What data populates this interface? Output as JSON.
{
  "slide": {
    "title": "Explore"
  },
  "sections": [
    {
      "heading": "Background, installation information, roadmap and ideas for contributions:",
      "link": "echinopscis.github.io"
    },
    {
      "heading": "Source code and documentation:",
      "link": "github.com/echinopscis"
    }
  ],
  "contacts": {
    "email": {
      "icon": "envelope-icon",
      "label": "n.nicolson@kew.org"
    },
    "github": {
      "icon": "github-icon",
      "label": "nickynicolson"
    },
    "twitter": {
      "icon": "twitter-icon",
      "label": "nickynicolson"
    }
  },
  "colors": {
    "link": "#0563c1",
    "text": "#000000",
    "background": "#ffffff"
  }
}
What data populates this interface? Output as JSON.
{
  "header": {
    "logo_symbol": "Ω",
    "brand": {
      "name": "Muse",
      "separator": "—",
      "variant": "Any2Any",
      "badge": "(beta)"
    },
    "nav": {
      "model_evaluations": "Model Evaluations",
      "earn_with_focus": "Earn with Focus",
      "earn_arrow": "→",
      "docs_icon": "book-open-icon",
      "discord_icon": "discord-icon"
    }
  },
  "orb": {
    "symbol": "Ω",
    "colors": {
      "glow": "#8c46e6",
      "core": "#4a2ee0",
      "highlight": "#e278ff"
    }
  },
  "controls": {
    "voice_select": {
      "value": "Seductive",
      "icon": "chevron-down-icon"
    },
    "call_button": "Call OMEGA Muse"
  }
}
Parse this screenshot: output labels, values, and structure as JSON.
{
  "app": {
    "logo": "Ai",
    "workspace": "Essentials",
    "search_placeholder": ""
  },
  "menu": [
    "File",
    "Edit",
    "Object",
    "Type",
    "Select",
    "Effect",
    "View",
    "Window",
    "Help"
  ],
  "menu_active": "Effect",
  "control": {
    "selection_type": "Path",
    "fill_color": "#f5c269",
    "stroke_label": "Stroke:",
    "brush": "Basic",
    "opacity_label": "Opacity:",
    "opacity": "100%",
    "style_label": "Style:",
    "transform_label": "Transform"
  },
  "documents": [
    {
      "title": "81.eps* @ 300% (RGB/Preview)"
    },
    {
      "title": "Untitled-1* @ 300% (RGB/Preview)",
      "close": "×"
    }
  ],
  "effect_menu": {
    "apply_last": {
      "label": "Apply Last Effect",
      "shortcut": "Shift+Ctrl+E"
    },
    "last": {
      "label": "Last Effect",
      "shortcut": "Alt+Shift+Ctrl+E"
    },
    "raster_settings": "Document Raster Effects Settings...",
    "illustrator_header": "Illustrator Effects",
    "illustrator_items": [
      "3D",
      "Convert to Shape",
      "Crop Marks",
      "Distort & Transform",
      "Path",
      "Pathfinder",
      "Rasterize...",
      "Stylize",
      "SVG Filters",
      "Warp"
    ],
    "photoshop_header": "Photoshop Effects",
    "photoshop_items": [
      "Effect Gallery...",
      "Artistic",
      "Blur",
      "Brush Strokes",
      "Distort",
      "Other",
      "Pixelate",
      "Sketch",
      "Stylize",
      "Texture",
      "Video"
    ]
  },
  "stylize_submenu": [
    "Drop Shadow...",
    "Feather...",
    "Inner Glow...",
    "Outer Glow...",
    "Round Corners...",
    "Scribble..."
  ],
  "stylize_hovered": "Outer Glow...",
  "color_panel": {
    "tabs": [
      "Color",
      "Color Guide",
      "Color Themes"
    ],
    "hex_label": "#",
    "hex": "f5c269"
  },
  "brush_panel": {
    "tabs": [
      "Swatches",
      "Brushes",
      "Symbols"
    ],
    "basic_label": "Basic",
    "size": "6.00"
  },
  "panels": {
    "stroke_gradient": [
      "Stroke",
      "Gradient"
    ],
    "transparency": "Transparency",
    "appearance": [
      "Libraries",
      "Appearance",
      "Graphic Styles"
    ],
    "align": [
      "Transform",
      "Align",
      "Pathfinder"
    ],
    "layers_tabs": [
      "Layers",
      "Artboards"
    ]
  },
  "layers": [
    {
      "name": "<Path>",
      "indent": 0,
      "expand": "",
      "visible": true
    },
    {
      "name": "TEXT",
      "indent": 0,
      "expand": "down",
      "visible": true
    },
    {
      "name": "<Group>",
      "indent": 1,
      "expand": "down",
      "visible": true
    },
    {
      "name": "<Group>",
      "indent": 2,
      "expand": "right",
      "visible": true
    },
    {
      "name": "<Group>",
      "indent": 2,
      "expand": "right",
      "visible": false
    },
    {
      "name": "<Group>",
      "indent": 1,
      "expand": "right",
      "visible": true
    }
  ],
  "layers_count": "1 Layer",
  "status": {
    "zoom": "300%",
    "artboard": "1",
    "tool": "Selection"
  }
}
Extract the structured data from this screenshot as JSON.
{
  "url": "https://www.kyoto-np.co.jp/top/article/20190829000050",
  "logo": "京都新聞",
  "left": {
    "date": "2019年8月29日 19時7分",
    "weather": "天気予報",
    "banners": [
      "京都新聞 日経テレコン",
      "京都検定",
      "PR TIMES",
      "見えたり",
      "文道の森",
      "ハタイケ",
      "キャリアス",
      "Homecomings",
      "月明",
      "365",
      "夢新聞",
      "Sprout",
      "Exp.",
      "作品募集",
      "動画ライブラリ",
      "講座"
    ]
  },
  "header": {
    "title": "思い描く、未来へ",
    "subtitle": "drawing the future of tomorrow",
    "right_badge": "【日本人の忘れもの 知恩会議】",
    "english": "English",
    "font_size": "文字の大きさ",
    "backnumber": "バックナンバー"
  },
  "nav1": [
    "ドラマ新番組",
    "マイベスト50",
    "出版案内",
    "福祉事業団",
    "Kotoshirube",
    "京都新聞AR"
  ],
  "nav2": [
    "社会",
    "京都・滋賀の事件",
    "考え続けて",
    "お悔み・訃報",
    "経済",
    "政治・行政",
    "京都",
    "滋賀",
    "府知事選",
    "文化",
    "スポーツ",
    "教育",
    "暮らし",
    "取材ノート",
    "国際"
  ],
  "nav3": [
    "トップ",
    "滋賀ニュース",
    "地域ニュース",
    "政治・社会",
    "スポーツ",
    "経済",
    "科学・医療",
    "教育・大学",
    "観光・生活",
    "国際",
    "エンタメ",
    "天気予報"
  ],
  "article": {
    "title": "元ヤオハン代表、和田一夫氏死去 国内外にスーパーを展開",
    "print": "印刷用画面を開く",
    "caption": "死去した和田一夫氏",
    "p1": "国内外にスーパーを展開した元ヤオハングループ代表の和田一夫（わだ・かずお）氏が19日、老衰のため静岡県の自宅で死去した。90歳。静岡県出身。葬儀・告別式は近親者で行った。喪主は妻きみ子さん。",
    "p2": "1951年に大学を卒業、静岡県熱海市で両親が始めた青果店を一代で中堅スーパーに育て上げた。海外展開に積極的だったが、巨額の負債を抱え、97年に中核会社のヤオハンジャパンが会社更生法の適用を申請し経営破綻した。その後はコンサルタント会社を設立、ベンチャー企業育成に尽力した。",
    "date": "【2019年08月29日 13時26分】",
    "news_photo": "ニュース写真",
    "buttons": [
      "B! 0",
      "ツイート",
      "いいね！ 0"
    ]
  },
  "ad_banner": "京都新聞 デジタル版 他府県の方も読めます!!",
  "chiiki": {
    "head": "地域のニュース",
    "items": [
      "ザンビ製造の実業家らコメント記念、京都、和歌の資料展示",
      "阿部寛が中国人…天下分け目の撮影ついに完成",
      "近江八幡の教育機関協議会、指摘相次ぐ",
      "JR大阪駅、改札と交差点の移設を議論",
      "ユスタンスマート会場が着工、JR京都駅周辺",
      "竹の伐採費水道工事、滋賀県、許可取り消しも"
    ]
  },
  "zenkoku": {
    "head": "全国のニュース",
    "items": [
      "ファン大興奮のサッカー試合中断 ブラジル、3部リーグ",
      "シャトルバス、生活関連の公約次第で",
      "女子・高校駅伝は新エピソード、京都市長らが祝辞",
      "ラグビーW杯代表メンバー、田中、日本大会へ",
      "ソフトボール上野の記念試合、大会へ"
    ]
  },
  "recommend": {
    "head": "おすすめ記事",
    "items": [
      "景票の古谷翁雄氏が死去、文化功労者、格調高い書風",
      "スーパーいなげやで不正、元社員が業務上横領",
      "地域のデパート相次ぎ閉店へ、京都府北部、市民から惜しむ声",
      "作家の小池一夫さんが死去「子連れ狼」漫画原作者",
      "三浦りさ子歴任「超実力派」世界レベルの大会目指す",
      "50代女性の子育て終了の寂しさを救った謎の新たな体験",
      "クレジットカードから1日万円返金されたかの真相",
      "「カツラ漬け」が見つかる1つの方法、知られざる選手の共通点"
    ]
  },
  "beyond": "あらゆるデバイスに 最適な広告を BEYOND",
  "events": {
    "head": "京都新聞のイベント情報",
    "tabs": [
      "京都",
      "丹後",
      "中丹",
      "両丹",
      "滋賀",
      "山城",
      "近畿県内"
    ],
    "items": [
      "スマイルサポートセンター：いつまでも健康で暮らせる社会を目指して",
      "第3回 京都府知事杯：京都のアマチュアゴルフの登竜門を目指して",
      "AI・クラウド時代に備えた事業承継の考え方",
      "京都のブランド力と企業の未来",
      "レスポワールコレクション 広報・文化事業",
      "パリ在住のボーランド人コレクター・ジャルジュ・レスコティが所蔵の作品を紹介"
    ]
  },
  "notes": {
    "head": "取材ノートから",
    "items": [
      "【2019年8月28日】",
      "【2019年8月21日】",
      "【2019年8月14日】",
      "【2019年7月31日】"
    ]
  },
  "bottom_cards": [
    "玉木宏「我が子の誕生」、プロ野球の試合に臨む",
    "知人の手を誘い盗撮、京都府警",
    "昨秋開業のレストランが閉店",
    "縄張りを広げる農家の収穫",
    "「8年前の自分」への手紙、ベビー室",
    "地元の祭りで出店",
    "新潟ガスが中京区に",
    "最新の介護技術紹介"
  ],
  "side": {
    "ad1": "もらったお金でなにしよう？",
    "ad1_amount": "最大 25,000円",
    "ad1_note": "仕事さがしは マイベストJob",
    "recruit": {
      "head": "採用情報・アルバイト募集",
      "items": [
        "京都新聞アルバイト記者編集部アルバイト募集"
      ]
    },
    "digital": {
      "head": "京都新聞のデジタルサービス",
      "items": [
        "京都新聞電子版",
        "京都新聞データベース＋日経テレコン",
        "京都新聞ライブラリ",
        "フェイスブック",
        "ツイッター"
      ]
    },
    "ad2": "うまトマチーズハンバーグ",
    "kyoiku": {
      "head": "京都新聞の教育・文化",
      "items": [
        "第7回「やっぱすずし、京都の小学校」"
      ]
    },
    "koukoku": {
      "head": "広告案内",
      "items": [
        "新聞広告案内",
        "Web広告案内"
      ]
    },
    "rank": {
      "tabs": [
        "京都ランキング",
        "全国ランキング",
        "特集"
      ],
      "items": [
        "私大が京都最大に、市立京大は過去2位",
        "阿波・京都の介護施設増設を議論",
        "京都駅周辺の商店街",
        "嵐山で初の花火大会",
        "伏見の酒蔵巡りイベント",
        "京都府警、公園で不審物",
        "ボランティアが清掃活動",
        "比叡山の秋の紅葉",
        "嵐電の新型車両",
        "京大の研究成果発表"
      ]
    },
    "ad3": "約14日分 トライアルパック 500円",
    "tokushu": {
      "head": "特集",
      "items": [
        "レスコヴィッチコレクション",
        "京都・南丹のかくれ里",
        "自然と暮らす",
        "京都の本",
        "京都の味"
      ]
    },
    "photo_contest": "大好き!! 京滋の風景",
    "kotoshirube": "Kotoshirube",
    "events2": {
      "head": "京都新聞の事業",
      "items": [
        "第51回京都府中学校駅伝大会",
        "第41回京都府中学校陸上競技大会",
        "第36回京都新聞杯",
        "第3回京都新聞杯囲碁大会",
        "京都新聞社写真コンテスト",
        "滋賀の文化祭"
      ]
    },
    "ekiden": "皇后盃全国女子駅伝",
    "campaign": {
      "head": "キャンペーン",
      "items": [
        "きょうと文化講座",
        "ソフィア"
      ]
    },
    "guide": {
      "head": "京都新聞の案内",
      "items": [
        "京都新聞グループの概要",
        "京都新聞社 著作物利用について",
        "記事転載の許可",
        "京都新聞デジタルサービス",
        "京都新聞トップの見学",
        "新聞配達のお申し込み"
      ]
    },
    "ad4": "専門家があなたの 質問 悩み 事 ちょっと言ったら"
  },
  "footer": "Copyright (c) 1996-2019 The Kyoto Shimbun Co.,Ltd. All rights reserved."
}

■ EXERCISE DIRECTIONS ■
Extract each line holding the string "Outer".

■ ANSWER TO THIS TASK ■
    "Outer Glow...",
  "stylize_hovered": "Outer Glow...",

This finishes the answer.